» **DIRECTIVE**
Copy the lines from the very first one through the line that contains "breadcrumb-localstate[interactable]: LocalState —", both included, and reproduce nothing else.

▼

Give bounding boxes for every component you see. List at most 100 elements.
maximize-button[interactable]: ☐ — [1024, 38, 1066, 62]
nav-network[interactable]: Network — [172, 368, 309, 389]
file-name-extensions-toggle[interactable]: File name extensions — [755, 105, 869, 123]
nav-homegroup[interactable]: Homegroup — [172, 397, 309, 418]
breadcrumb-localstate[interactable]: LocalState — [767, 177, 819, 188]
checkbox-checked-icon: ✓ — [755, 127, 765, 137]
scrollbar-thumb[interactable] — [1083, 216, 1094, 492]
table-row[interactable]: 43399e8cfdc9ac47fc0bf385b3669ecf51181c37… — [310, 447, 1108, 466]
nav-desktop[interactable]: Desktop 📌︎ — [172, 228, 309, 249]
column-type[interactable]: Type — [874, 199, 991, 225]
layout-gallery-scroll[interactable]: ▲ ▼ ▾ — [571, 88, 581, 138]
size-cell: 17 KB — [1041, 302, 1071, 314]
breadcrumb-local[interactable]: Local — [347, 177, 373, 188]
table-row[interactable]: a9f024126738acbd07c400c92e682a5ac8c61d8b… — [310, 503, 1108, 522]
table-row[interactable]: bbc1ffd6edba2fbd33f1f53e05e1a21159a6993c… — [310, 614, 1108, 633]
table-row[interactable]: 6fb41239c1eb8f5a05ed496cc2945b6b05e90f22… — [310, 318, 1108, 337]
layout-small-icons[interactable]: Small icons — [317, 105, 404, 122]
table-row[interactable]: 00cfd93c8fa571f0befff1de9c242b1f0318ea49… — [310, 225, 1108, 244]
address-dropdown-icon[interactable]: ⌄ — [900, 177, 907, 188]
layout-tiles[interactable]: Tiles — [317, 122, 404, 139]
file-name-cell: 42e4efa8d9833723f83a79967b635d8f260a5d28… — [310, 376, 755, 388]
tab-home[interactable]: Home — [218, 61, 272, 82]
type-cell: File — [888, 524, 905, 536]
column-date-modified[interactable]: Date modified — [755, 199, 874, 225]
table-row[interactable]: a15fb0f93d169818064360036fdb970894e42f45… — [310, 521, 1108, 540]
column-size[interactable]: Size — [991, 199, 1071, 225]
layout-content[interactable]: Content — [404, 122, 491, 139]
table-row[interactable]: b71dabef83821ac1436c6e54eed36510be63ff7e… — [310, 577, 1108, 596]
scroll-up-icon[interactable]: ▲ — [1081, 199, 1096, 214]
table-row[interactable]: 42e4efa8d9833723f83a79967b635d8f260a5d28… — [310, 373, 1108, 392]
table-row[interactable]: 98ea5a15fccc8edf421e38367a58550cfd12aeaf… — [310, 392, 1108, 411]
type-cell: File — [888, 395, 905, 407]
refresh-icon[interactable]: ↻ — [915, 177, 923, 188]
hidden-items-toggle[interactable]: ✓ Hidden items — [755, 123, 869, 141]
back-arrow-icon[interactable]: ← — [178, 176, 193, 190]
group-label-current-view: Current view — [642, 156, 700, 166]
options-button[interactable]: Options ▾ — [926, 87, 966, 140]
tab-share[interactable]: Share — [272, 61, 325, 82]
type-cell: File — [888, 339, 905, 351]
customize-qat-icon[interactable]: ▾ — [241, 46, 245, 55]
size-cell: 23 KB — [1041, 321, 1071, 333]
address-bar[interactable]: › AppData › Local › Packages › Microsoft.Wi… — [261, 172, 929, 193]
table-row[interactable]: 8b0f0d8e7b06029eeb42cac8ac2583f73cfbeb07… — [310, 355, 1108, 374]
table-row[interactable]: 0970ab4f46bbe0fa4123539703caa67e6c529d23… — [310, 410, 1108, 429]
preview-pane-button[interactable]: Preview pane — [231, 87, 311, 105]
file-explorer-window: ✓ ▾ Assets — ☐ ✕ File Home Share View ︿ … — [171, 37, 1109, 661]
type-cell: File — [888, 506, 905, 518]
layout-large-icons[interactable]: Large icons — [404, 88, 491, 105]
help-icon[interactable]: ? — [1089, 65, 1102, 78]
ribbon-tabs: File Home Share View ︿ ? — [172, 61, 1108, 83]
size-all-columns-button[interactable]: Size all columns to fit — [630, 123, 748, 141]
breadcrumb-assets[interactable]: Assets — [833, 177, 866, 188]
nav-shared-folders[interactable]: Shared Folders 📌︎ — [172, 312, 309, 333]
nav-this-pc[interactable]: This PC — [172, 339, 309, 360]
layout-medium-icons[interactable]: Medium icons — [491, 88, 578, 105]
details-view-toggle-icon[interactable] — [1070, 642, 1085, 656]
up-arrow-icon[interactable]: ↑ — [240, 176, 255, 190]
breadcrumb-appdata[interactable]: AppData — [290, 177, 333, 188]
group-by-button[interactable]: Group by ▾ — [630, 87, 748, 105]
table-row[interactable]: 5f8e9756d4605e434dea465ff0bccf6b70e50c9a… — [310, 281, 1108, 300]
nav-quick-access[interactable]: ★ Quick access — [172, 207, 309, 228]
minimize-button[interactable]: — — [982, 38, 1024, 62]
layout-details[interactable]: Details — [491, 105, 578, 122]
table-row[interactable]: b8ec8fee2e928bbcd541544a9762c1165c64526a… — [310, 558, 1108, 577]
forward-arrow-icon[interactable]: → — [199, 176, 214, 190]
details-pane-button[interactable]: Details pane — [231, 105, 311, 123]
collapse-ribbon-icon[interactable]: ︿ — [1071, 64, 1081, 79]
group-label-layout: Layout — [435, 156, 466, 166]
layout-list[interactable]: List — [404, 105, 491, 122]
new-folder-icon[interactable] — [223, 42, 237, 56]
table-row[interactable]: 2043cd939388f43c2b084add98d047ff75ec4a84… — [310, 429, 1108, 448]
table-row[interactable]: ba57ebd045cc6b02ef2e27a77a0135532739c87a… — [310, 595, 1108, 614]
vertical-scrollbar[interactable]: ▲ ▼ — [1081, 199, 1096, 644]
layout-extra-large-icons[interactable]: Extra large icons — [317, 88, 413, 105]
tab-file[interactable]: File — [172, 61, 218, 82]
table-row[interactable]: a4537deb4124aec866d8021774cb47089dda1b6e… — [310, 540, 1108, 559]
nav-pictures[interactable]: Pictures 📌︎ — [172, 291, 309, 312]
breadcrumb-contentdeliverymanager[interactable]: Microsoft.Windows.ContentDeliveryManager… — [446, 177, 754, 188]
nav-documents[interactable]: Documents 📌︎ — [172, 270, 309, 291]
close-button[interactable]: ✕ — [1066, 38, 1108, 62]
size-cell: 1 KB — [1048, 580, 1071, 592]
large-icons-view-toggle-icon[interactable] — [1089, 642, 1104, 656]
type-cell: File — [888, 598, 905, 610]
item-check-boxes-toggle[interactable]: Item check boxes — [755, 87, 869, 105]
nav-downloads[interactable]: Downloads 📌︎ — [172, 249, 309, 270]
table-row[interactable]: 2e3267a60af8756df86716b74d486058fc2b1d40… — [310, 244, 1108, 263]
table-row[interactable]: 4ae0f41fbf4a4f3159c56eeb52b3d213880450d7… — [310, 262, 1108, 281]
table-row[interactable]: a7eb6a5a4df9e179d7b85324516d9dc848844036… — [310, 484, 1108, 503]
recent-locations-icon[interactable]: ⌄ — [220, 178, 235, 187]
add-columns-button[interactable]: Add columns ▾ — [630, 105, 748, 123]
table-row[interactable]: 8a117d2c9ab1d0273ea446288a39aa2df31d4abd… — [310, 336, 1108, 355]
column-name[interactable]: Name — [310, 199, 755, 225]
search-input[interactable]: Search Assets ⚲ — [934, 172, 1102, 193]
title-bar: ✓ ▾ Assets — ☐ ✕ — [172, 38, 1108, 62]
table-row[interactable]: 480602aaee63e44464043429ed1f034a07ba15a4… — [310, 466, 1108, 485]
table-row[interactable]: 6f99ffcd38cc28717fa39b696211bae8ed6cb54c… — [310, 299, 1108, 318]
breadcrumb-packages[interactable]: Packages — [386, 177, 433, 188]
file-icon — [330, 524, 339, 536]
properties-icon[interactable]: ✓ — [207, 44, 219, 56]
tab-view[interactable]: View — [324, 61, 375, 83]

▲

» **ANSWER BELOW**
Give bounding boxes for every component you see. List at most 100 elements.
maximize-button[interactable]: ☐ — [1024, 38, 1066, 62]
nav-network[interactable]: Network — [172, 368, 309, 389]
file-name-extensions-toggle[interactable]: File name extensions — [755, 105, 869, 123]
nav-homegroup[interactable]: Homegroup — [172, 397, 309, 418]
breadcrumb-localstate[interactable]: LocalState — [767, 177, 819, 188]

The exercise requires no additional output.